→ **Material for this exercise**
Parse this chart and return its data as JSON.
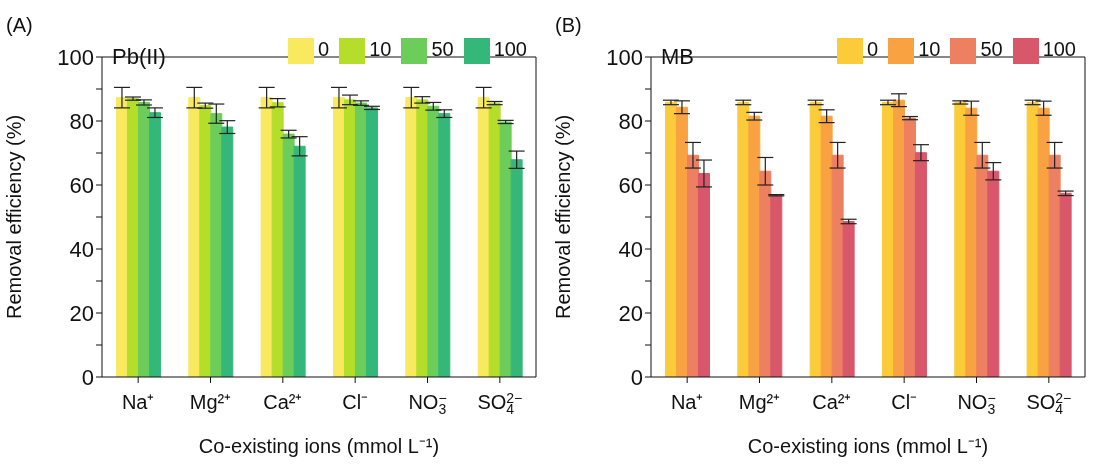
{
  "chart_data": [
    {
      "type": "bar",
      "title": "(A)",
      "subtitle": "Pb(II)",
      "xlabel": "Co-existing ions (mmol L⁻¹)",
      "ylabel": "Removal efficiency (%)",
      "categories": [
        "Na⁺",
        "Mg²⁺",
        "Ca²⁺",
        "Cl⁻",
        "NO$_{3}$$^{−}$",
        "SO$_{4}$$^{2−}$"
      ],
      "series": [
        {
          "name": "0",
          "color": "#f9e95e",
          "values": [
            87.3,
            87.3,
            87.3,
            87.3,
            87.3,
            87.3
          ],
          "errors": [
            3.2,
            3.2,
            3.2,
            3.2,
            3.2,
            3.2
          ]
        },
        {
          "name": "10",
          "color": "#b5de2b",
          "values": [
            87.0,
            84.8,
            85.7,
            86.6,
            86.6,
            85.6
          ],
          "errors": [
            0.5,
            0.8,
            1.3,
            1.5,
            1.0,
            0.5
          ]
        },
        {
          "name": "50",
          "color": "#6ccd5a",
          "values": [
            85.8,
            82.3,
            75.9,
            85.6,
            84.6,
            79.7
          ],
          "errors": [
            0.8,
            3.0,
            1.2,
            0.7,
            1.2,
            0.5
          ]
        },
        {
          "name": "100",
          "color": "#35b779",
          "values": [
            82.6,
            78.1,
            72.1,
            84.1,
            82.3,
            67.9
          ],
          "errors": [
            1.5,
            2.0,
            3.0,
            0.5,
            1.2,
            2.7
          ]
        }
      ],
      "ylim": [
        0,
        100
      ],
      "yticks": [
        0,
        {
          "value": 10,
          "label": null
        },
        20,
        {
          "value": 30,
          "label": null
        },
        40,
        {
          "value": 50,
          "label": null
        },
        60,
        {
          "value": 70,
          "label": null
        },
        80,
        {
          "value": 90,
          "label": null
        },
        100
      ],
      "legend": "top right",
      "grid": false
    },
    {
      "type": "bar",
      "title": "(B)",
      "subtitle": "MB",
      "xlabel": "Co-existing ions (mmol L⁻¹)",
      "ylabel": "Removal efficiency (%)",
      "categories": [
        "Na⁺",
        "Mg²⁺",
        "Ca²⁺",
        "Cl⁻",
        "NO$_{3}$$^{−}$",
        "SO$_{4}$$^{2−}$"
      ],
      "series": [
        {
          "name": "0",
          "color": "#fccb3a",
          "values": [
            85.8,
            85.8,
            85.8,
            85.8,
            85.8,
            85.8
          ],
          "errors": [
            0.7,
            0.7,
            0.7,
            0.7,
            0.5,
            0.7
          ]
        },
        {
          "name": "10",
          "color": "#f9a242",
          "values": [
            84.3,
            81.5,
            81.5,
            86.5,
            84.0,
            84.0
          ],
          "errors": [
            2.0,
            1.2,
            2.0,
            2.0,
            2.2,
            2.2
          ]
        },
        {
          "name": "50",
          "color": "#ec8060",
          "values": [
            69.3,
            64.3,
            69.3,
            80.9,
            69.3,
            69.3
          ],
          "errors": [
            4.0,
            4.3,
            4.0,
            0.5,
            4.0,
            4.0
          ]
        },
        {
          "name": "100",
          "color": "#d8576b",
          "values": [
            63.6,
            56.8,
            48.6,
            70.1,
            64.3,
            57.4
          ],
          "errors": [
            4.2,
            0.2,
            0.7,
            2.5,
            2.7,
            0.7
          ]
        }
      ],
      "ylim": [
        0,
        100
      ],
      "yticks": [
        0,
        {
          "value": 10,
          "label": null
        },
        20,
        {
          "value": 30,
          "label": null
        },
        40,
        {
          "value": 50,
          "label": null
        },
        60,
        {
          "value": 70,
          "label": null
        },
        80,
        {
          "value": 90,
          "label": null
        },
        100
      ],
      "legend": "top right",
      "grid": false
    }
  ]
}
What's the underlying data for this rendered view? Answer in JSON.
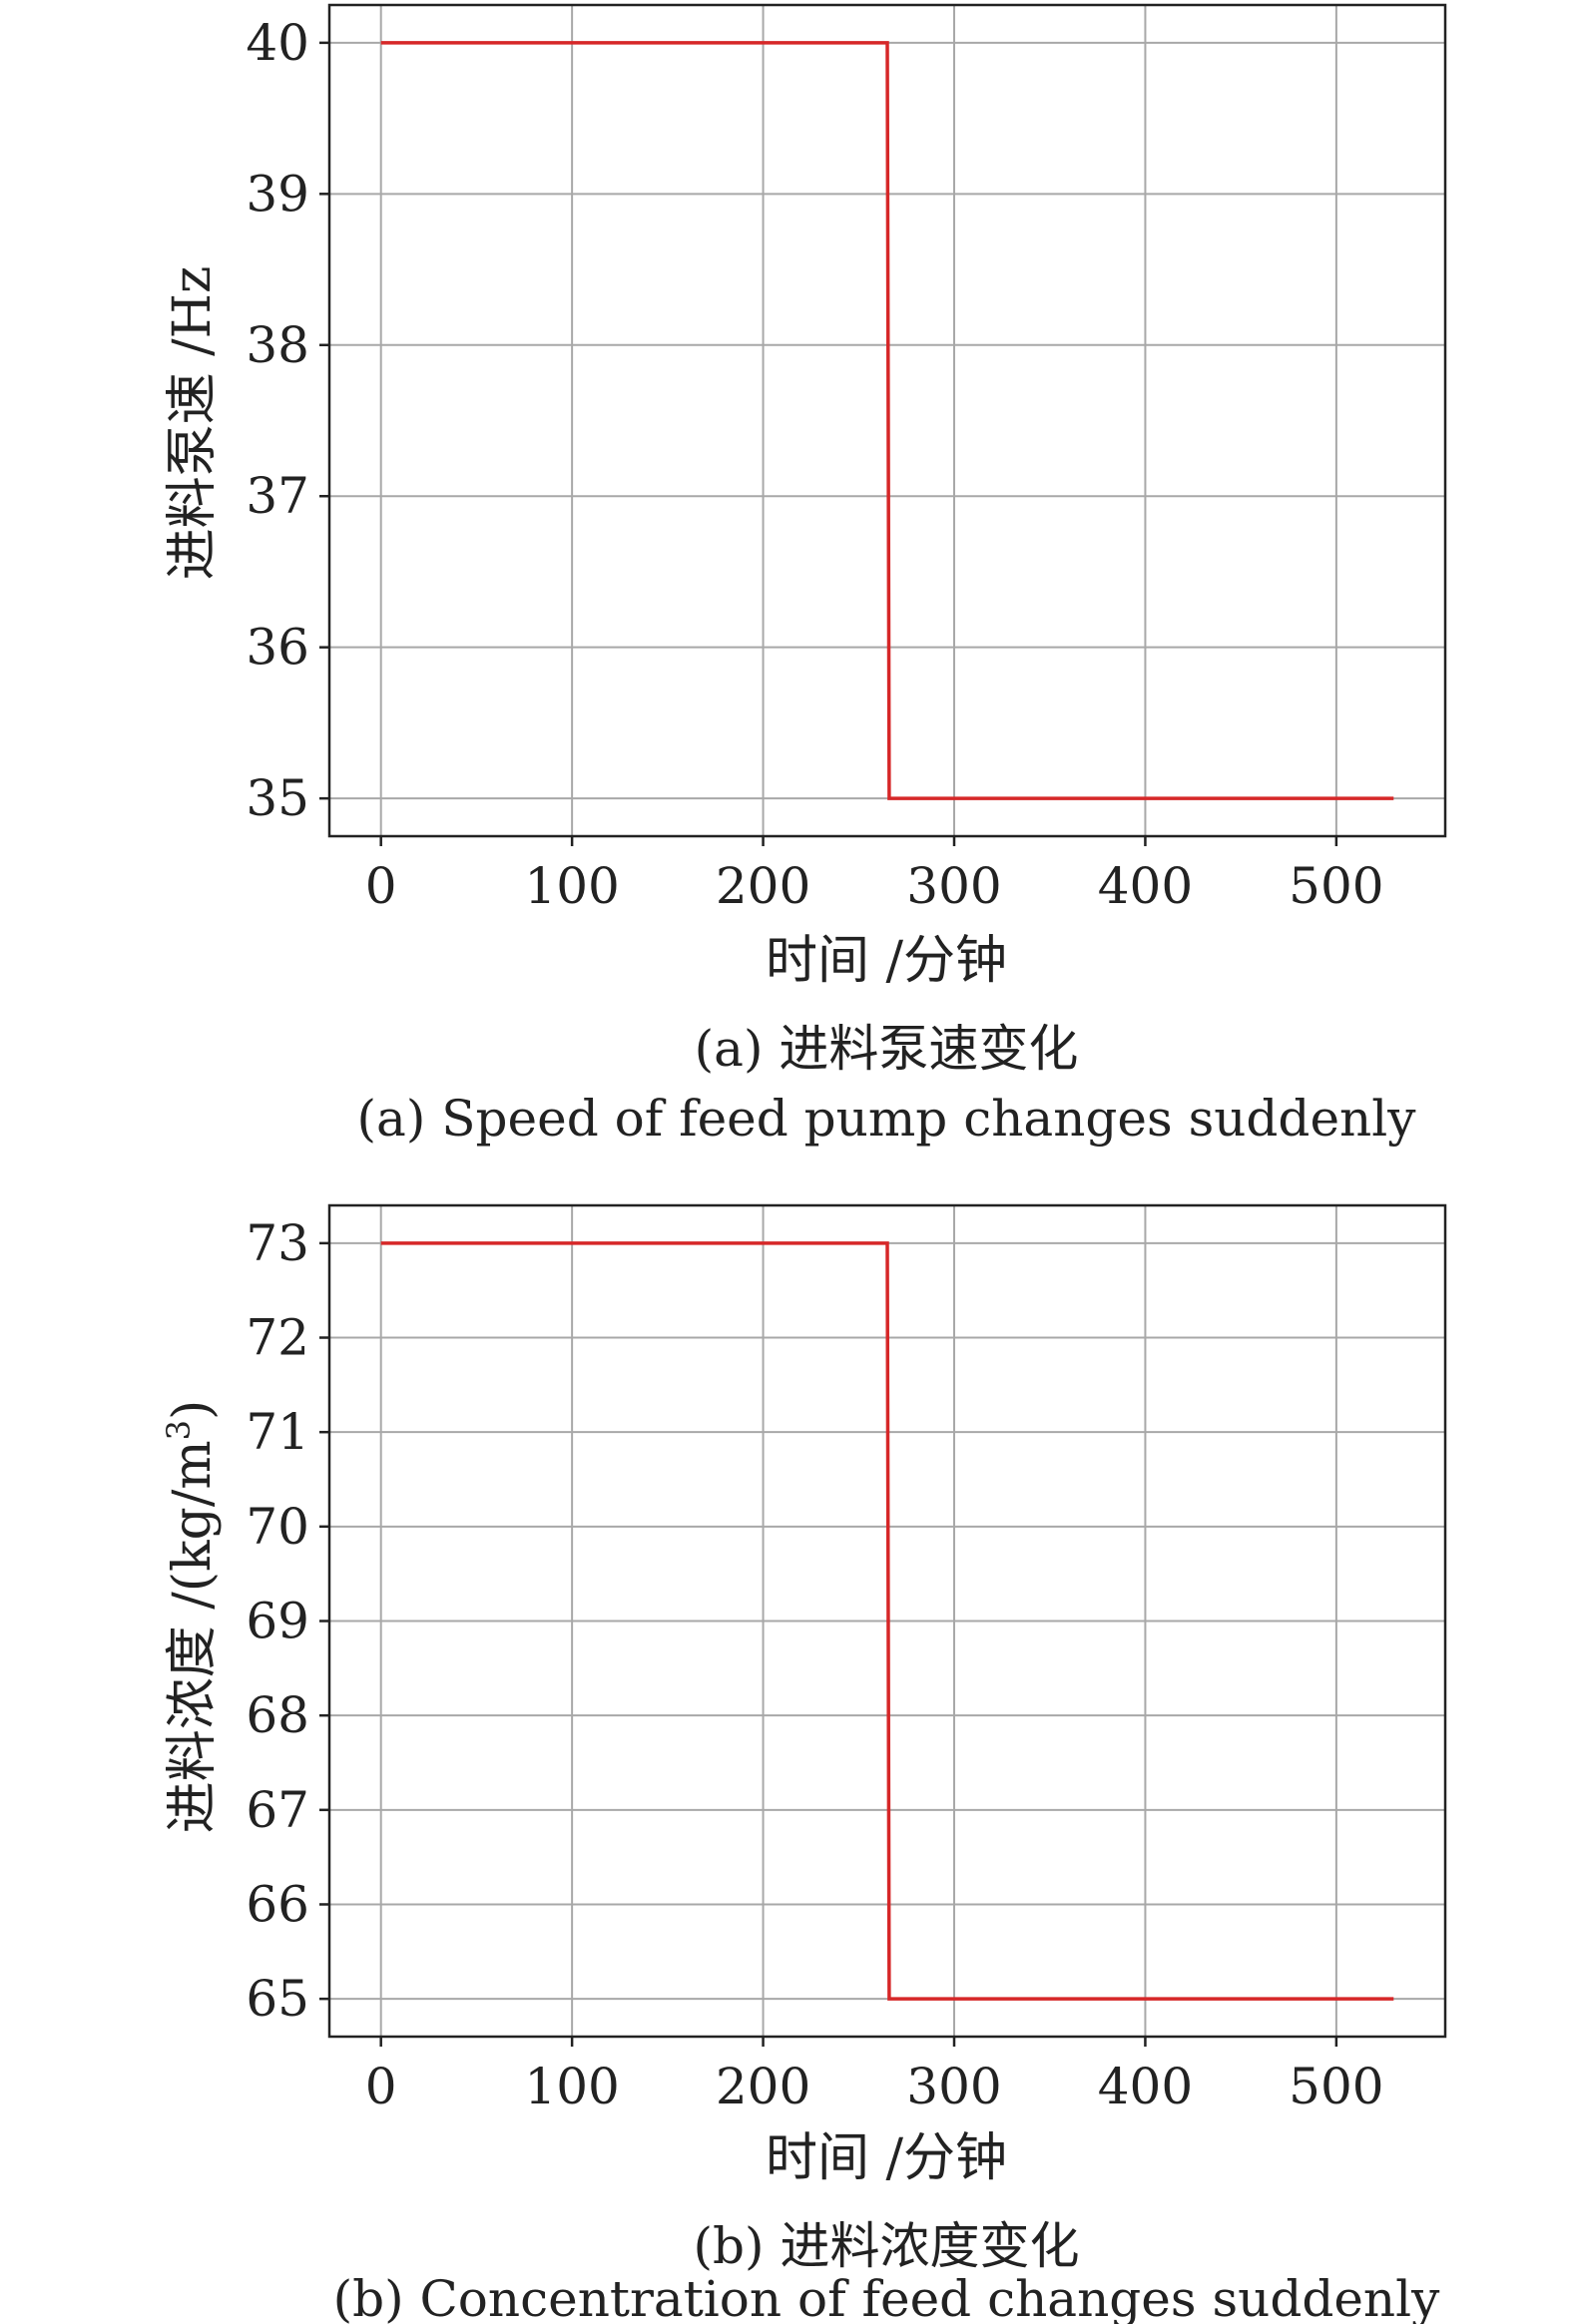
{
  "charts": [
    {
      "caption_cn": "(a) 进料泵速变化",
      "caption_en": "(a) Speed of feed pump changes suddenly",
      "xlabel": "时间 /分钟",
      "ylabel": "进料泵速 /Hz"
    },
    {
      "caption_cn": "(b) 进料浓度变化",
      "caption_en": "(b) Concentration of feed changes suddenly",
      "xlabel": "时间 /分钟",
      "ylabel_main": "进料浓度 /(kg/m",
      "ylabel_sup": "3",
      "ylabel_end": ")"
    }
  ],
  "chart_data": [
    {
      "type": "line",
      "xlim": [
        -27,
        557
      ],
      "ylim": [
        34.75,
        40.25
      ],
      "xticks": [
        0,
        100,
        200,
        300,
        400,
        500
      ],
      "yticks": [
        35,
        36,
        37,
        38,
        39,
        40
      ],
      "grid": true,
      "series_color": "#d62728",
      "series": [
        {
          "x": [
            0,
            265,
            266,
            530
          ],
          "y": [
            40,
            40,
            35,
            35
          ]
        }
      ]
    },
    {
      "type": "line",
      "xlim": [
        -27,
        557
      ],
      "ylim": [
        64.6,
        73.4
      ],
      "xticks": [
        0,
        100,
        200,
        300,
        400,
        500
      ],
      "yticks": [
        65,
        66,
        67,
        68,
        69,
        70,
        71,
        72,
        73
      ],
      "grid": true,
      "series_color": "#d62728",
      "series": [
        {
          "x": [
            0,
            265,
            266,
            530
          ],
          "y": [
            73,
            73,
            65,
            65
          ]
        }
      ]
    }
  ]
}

→ **Objective**
Return all of the entries word for word, but omit the pictures.

→ **Result**
Parse this chart and return its data as JSON.
{
  "chart_data": [
    {
      "type": "bar",
      "title": "(A)",
      "subtitle": "Pb(II)",
      "xlabel": "Co-existing ions (mmol L⁻¹)",
      "ylabel": "Removal efficiency (%)",
      "categories": [
        "Na⁺",
        "Mg²⁺",
        "Ca²⁺",
        "Cl⁻",
        "NO$_{3}$$^{−}$",
        "SO$_{4}$$^{2−}$"
      ],
      "series": [
        {
          "name": "0",
          "color": "#f9e95e",
          "values": [
            87.3,
            87.3,
            87.3,
            87.3,
            87.3,
            87.3
          ],
          "errors": [
            3.2,
            3.2,
            3.2,
            3.2,
            3.2,
            3.2
          ]
        },
        {
          "name": "10",
          "color": "#b5de2b",
          "values": [
            87.0,
            84.8,
            85.7,
            86.6,
            86.6,
            85.6
          ],
          "errors": [
            0.5,
            0.8,
            1.3,
            1.5,
            1.0,
            0.5
          ]
        },
        {
          "name": "50",
          "color": "#6ccd5a",
          "values": [
            85.8,
            82.3,
            75.9,
            85.6,
            84.6,
            79.7
          ],
          "errors": [
            0.8,
            3.0,
            1.2,
            0.7,
            1.2,
            0.5
          ]
        },
        {
          "name": "100",
          "color": "#35b779",
          "values": [
            82.6,
            78.1,
            72.1,
            84.1,
            82.3,
            67.9
          ],
          "errors": [
            1.5,
            2.0,
            3.0,
            0.5,
            1.2,
            2.7
          ]
        }
      ],
      "ylim": [
        0,
        100
      ],
      "yticks": [
        0,
        {
          "value": 10,
          "label": null
        },
        20,
        {
          "value": 30,
          "label": null
        },
        40,
        {
          "value": 50,
          "label": null
        },
        60,
        {
          "value": 70,
          "label": null
        },
        80,
        {
          "value": 90,
          "label": null
        },
        100
      ],
      "legend": "top right",
      "grid": false
    },
    {
      "type": "bar",
      "title": "(B)",
      "subtitle": "MB",
      "xlabel": "Co-existing ions (mmol L⁻¹)",
      "ylabel": "Removal efficiency (%)",
      "categories": [
        "Na⁺",
        "Mg²⁺",
        "Ca²⁺",
        "Cl⁻",
        "NO$_{3}$$^{−}$",
        "SO$_{4}$$^{2−}$"
      ],
      "series": [
        {
          "name": "0",
          "color": "#fccb3a",
          "values": [
            85.8,
            85.8,
            85.8,
            85.8,
            85.8,
            85.8
          ],
          "errors": [
            0.7,
            0.7,
            0.7,
            0.7,
            0.5,
            0.7
          ]
        },
        {
          "name": "10",
          "color": "#f9a242",
          "values": [
            84.3,
            81.5,
            81.5,
            86.5,
            84.0,
            84.0
          ],
          "errors": [
            2.0,
            1.2,
            2.0,
            2.0,
            2.2,
            2.2
          ]
        },
        {
          "name": "50",
          "color": "#ec8060",
          "values": [
            69.3,
            64.3,
            69.3,
            80.9,
            69.3,
            69.3
          ],
          "errors": [
            4.0,
            4.3,
            4.0,
            0.5,
            4.0,
            4.0
          ]
        },
        {
          "name": "100",
          "color": "#d8576b",
          "values": [
            63.6,
            56.8,
            48.6,
            70.1,
            64.3,
            57.4
          ],
          "errors": [
            4.2,
            0.2,
            0.7,
            2.5,
            2.7,
            0.7
          ]
        }
      ],
      "ylim": [
        0,
        100
      ],
      "yticks": [
        0,
        {
          "value": 10,
          "label": null
        },
        20,
        {
          "value": 30,
          "label": null
        },
        40,
        {
          "value": 50,
          "label": null
        },
        60,
        {
          "value": 70,
          "label": null
        },
        80,
        {
          "value": 90,
          "label": null
        },
        100
      ],
      "legend": "top right",
      "grid": false
    }
  ]
}
What's the underlying data for this rendered view? Answer in JSON.
{
  "charts": [
    {
      "caption_cn": "(a) 进料泵速变化",
      "caption_en": "(a) Speed of feed pump changes suddenly",
      "xlabel": "时间 /分钟",
      "ylabel": "进料泵速 /Hz"
    },
    {
      "caption_cn": "(b) 进料浓度变化",
      "caption_en": "(b) Concentration of feed changes suddenly",
      "xlabel": "时间 /分钟",
      "ylabel_main": "进料浓度 /(kg/m",
      "ylabel_sup": "3",
      "ylabel_end": ")"
    }
  ],
  "chart_data": [
    {
      "type": "line",
      "xlim": [
        -27,
        557
      ],
      "ylim": [
        34.75,
        40.25
      ],
      "xticks": [
        0,
        100,
        200,
        300,
        400,
        500
      ],
      "yticks": [
        35,
        36,
        37,
        38,
        39,
        40
      ],
      "grid": true,
      "series_color": "#d62728",
      "series": [
        {
          "x": [
            0,
            265,
            266,
            530
          ],
          "y": [
            40,
            40,
            35,
            35
          ]
        }
      ]
    },
    {
      "type": "line",
      "xlim": [
        -27,
        557
      ],
      "ylim": [
        64.6,
        73.4
      ],
      "xticks": [
        0,
        100,
        200,
        300,
        400,
        500
      ],
      "yticks": [
        65,
        66,
        67,
        68,
        69,
        70,
        71,
        72,
        73
      ],
      "grid": true,
      "series_color": "#d62728",
      "series": [
        {
          "x": [
            0,
            265,
            266,
            530
          ],
          "y": [
            73,
            73,
            65,
            65
          ]
        }
      ]
    }
  ]
}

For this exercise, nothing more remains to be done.